**LISTED RECORDS:**

──────────

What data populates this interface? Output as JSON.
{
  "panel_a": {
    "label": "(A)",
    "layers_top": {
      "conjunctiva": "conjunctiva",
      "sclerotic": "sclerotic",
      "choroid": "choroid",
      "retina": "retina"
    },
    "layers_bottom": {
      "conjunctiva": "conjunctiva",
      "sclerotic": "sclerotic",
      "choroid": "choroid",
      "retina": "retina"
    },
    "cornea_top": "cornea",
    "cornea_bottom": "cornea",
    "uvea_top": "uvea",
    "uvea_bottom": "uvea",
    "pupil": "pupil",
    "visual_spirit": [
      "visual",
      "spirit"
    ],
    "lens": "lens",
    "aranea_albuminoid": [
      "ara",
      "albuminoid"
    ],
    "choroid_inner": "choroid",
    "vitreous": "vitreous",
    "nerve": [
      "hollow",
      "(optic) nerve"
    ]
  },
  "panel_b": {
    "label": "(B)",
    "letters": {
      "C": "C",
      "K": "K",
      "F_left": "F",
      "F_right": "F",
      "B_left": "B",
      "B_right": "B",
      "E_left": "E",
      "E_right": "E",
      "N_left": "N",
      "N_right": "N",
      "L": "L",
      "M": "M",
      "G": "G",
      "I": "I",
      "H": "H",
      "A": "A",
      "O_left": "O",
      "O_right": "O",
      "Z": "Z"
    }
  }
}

──────────

**EXERCISE GOAL:** Extract the complete listing above, reproducing each line exactly.

**TASK OUTPUT:**
What data populates this interface? Output as JSON.
{
  "panel_a": {
    "label": "(A)",
    "layers_top": {
      "conjunctiva": "conjunctiva",
      "sclerotic": "sclerotic",
      "choroid": "choroid",
      "retina": "retina"
    },
    "layers_bottom": {
      "conjunctiva": "conjunctiva",
      "sclerotic": "sclerotic",
      "choroid": "choroid",
      "retina": "retina"
    },
    "cornea_top": "cornea",
    "cornea_bottom": "cornea",
    "uvea_top": "uvea",
    "uvea_bottom": "uvea",
    "pupil": "pupil",
    "visual_spirit": [
      "visual",
      "spirit"
    ],
    "lens": "lens",
    "aranea_albuminoid": [
      "ara",
      "albuminoid"
    ],
    "choroid_inner": "choroid",
    "vitreous": "vitreous",
    "nerve": [
      "hollow",
      "(optic) nerve"
    ]
  },
  "panel_b": {
    "label": "(B)",
    "letters": {
      "C": "C",
      "K": "K",
      "F_left": "F",
      "F_right": "F",
      "B_left": "B",
      "B_right": "B",
      "E_left": "E",
      "E_right": "E",
      "N_left": "N",
      "N_right": "N",
      "L": "L",
      "M": "M",
      "G": "G",
      "I": "I",
      "H": "H",
      "A": "A",
      "O_left": "O",
      "O_right": "O",
      "Z": "Z"
    }
  }
}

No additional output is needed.